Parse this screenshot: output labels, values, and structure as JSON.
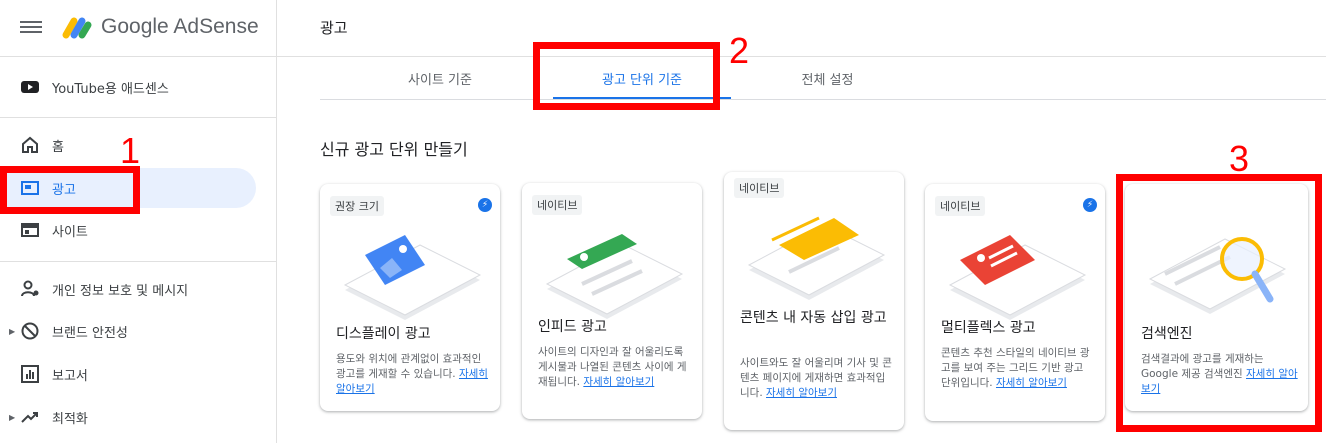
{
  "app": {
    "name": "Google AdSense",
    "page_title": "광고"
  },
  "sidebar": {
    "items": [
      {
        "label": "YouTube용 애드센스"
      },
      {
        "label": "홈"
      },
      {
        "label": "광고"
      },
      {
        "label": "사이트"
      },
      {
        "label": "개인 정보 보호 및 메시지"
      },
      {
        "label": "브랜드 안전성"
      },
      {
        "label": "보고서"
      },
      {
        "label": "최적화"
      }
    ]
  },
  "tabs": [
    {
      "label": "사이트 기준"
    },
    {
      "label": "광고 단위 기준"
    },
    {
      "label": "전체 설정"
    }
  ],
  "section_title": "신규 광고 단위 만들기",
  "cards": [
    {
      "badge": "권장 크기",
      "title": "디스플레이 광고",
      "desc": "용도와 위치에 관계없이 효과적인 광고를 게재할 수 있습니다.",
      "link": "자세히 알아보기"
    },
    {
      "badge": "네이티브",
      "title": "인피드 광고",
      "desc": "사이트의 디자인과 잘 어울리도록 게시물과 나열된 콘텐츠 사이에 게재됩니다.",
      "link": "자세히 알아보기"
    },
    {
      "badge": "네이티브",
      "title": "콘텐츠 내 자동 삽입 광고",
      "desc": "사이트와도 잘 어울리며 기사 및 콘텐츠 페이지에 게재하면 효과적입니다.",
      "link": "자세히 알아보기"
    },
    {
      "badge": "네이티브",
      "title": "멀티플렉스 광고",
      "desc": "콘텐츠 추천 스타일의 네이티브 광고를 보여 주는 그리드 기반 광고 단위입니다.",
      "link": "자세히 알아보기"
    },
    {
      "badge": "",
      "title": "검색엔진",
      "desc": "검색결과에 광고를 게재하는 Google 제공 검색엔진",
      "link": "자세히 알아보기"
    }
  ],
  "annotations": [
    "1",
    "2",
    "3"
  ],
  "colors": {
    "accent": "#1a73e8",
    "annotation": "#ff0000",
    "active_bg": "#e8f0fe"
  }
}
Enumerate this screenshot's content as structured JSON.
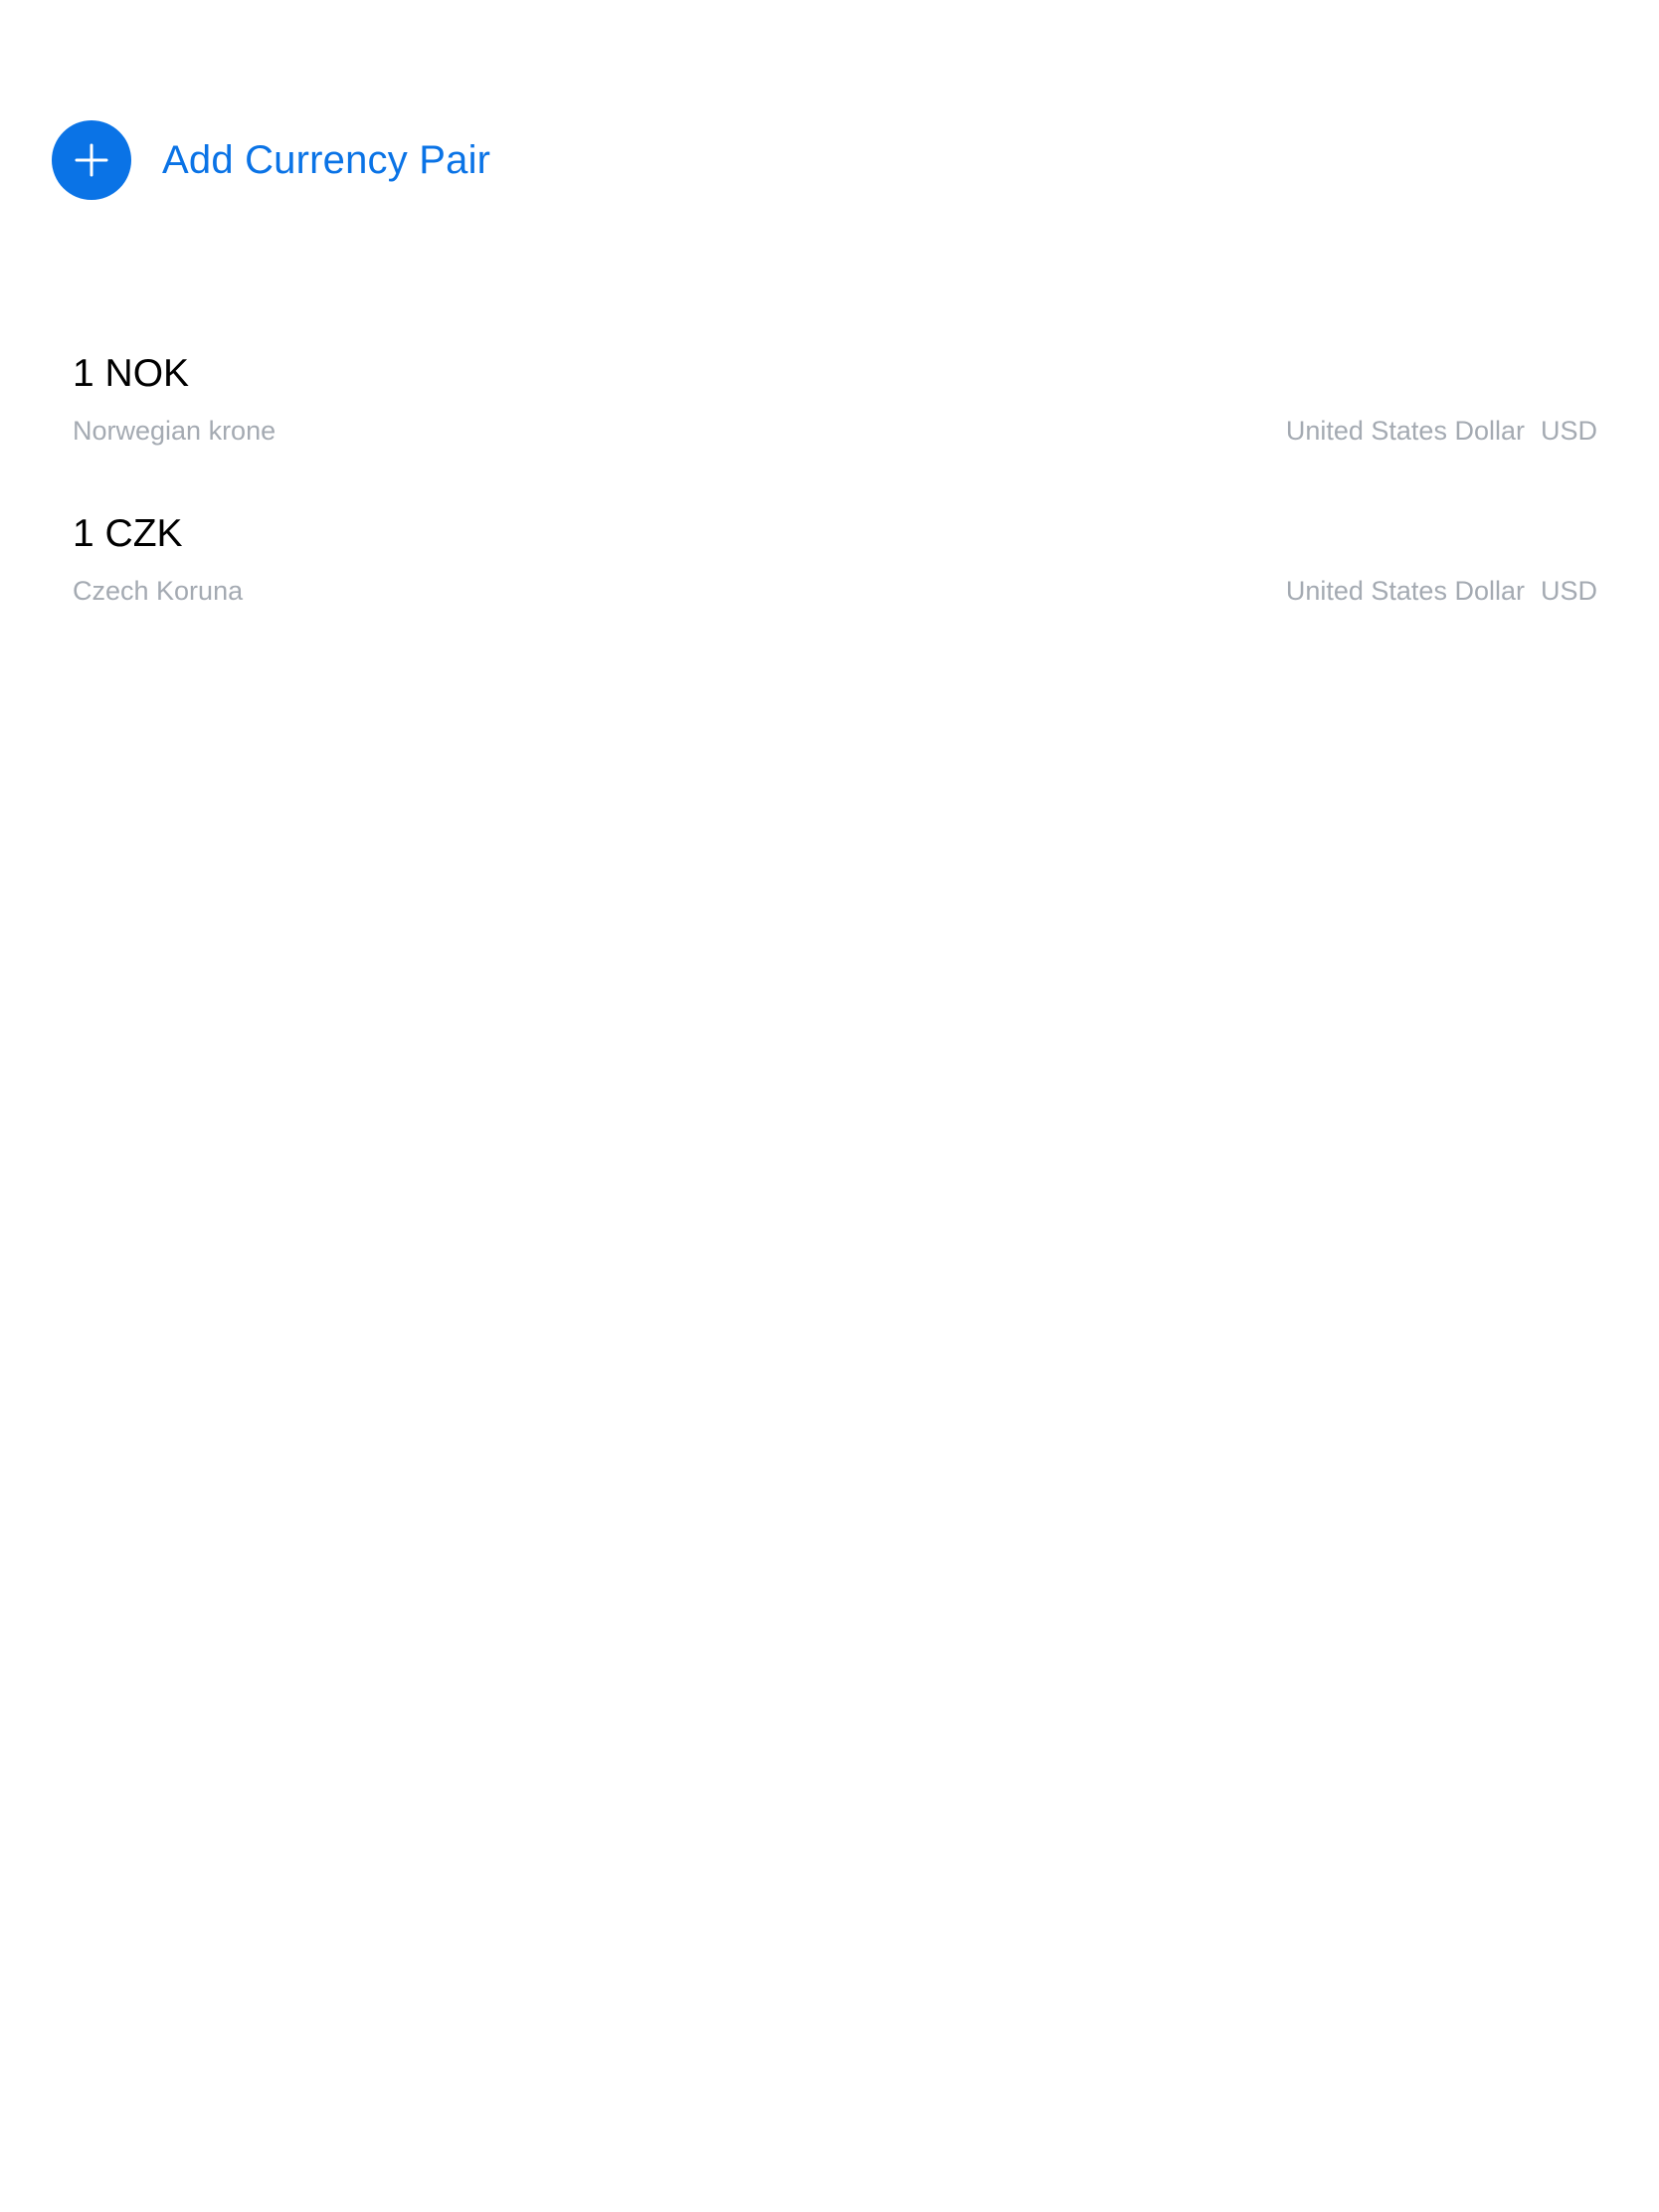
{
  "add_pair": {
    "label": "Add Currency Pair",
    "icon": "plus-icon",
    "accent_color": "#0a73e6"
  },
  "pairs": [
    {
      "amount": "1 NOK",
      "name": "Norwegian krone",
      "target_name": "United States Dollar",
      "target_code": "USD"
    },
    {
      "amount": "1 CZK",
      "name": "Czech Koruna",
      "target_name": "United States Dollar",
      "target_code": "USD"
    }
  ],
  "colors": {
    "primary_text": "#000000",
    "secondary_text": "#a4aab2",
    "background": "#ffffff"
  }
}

■ **What is asked**: Every line above should be repeated exactly; pictures stay out of the copy.

■ **Answer to the exercise**:
Parse this screenshot: output labels, values, and structure as JSON.
{
  "app": {
    "name": "Google AdSense",
    "page_title": "광고"
  },
  "sidebar": {
    "items": [
      {
        "label": "YouTube용 애드센스"
      },
      {
        "label": "홈"
      },
      {
        "label": "광고"
      },
      {
        "label": "사이트"
      },
      {
        "label": "개인 정보 보호 및 메시지"
      },
      {
        "label": "브랜드 안전성"
      },
      {
        "label": "보고서"
      },
      {
        "label": "최적화"
      }
    ]
  },
  "tabs": [
    {
      "label": "사이트 기준"
    },
    {
      "label": "광고 단위 기준"
    },
    {
      "label": "전체 설정"
    }
  ],
  "section_title": "신규 광고 단위 만들기",
  "cards": [
    {
      "badge": "권장 크기",
      "title": "디스플레이 광고",
      "desc": "용도와 위치에 관계없이 효과적인 광고를 게재할 수 있습니다.",
      "link": "자세히 알아보기"
    },
    {
      "badge": "네이티브",
      "title": "인피드 광고",
      "desc": "사이트의 디자인과 잘 어울리도록 게시물과 나열된 콘텐츠 사이에 게재됩니다.",
      "link": "자세히 알아보기"
    },
    {
      "badge": "네이티브",
      "title": "콘텐츠 내 자동 삽입 광고",
      "desc": "사이트와도 잘 어울리며 기사 및 콘텐츠 페이지에 게재하면 효과적입니다.",
      "link": "자세히 알아보기"
    },
    {
      "badge": "네이티브",
      "title": "멀티플렉스 광고",
      "desc": "콘텐츠 추천 스타일의 네이티브 광고를 보여 주는 그리드 기반 광고 단위입니다.",
      "link": "자세히 알아보기"
    },
    {
      "badge": "",
      "title": "검색엔진",
      "desc": "검색결과에 광고를 게재하는 Google 제공 검색엔진",
      "link": "자세히 알아보기"
    }
  ],
  "annotations": [
    "1",
    "2",
    "3"
  ],
  "colors": {
    "accent": "#1a73e8",
    "annotation": "#ff0000",
    "active_bg": "#e8f0fe"
  }
}
Enumerate this screenshot's content as structured JSON.
{
  "add_pair": {
    "label": "Add Currency Pair",
    "icon": "plus-icon",
    "accent_color": "#0a73e6"
  },
  "pairs": [
    {
      "amount": "1 NOK",
      "name": "Norwegian krone",
      "target_name": "United States Dollar",
      "target_code": "USD"
    },
    {
      "amount": "1 CZK",
      "name": "Czech Koruna",
      "target_name": "United States Dollar",
      "target_code": "USD"
    }
  ],
  "colors": {
    "primary_text": "#000000",
    "secondary_text": "#a4aab2",
    "background": "#ffffff"
  }
}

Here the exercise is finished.